Check each line of the listing, and copy it if it contains the word "value".

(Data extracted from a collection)
------------------------------------------------

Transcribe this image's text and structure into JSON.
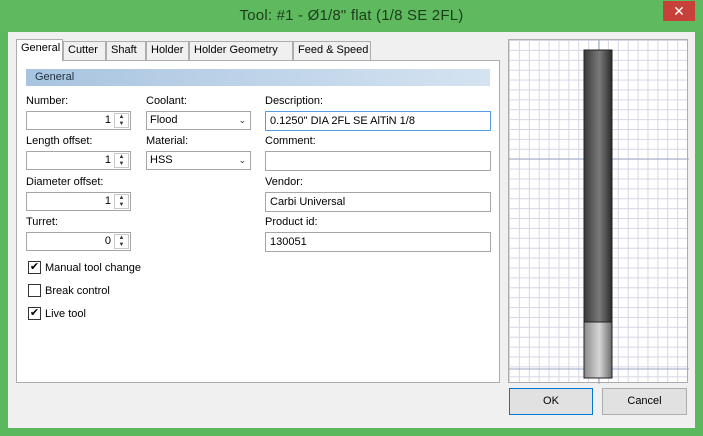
{
  "window": {
    "title": "Tool: #1 - Ø1/8\" flat (1/8 SE 2FL)",
    "close_glyph": "✕"
  },
  "tabs": [
    {
      "label": "General"
    },
    {
      "label": "Cutter"
    },
    {
      "label": "Shaft"
    },
    {
      "label": "Holder"
    },
    {
      "label": "Holder Geometry"
    },
    {
      "label": "Feed & Speed"
    }
  ],
  "section": {
    "title": "General"
  },
  "fields": {
    "number": {
      "label": "Number:",
      "value": "1"
    },
    "length_offset": {
      "label": "Length offset:",
      "value": "1"
    },
    "diameter_offset": {
      "label": "Diameter offset:",
      "value": "1"
    },
    "turret": {
      "label": "Turret:",
      "value": "0"
    },
    "coolant": {
      "label": "Coolant:",
      "value": "Flood"
    },
    "material": {
      "label": "Material:",
      "value": "HSS"
    },
    "description": {
      "label": "Description:",
      "value": "0.1250\" DIA 2FL SE AlTiN 1/8"
    },
    "comment": {
      "label": "Comment:",
      "value": ""
    },
    "vendor": {
      "label": "Vendor:",
      "value": "Carbi Universal"
    },
    "product_id": {
      "label": "Product id:",
      "value": "130051"
    }
  },
  "checkboxes": {
    "manual_tool_change": {
      "label": "Manual tool change",
      "checked": true
    },
    "break_control": {
      "label": "Break control",
      "checked": false
    },
    "live_tool": {
      "label": "Live tool",
      "checked": true
    }
  },
  "buttons": {
    "ok": "OK",
    "cancel": "Cancel"
  },
  "icons": {
    "check": "✔",
    "up": "▲",
    "down": "▼",
    "chevron": "⌄"
  },
  "colors": {
    "frame": "#5cb85c",
    "accent": "#0078d7"
  }
}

------------------------------------------------

Task result:
      "value": "1"
      "value": "1"
      "value": "1"
      "value": "0"
      "value": "Flood"
      "value": "HSS"
      "value": "0.1250\" DIA 2FL SE AlTiN 1/8"
      "value": ""
      "value": "Carbi Universal"
      "value": "130051"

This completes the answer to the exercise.